> Text for analysis:
· · ·
#Thankful.. Yup, I said Hashtag

 I haven't been as consistent with my blogs as I was in the past. I know everyone says life gets in the way but for me, it truly did. I miss writing as this has been such a part of my life. Even as a child, I wrote poetry and my first book at age 12. But yes- life has gotten in the way of this part of what is so important to me. I had to take a step back. I had to figure out what was absolutely necessary during a HUGE shift in my life but I am so very proud of this shift. I (try) not to share too much on a personal level because I don't believe in airing my dirty laundry with everyone because, honestly, they have their own crap to worry about so why add mine to theirs? But tonight, I need to write about some of my crap. I need to get back into this part of my creative area that I have missed so dearly. All that I ask is that you read along and see if anything resonates with you.
· · ·
(Collected data)
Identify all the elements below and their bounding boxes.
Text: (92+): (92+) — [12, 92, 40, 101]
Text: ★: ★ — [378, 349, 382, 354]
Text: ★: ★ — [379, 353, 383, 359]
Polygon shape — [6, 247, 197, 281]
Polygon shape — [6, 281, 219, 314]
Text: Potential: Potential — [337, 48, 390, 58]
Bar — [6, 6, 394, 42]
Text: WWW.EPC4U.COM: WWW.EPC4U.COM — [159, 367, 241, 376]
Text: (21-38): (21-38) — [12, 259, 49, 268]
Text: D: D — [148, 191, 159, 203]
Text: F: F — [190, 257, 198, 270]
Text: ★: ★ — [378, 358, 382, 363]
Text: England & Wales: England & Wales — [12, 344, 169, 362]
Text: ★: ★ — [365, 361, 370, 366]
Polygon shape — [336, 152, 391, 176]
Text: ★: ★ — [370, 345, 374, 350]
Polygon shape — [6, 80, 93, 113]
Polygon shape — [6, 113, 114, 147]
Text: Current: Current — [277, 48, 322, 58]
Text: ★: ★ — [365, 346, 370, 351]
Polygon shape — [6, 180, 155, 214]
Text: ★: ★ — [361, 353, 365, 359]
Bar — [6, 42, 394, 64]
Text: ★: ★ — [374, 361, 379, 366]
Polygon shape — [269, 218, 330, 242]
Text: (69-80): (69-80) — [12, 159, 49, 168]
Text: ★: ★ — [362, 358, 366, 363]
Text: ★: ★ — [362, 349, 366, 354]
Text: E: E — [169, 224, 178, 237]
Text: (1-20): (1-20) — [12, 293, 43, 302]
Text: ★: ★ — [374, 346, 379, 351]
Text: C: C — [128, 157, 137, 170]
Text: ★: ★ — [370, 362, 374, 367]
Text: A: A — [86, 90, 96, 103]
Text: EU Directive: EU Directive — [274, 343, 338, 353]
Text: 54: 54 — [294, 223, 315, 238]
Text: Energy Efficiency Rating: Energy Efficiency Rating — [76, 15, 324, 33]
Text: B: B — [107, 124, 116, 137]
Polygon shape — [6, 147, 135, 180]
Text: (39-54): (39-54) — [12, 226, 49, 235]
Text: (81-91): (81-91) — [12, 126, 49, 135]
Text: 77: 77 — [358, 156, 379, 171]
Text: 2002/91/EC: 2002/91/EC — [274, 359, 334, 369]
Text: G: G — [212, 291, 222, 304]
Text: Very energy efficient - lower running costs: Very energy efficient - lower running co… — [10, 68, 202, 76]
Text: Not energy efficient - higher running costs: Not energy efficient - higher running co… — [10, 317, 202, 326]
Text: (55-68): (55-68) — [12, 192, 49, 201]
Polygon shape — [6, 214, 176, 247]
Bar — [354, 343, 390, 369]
· · ·
Continue the blog post on returning to writing, picking up after its final sentence.

> Answer space:
Life Before COVID  I got divorced after 22 years of marriage In case you missed it, I wrote about it back in February 2021 because I felt that sharing this side of being a food allergy mother was important. I was 30 pounds heavier and I watched as my family was torn apart, which included my allergic son staying with my ex husband (who took little to no interest in his allergy issues). This was THE most difficult decision of my life to make but it had to be done. When I asked NutriSon who he was staying with and he shared that it would not be me, I gulped back my tears and pride and told him that I support whatever his decision is. After all, NutriSon is (basically) an adult, his own being and as much I want to shelter him forever he has his entire life to see what he wants for himself. He was the purpose of me beginning Nutrimom and he will always be part of the purpose of why I live and breath, truly. But when food allergy moms are no longer the helicopter parent and begin to remember that they are more than just that mom, they begin to ask what is necessary to keep themselves alive and safe. And although my needs were not because of food allergies, I realized that self love and self safety are a must. They are not selfish. It is very important to remember who you are as your own person. You cannot be strong for others if you are not strong for yourself first.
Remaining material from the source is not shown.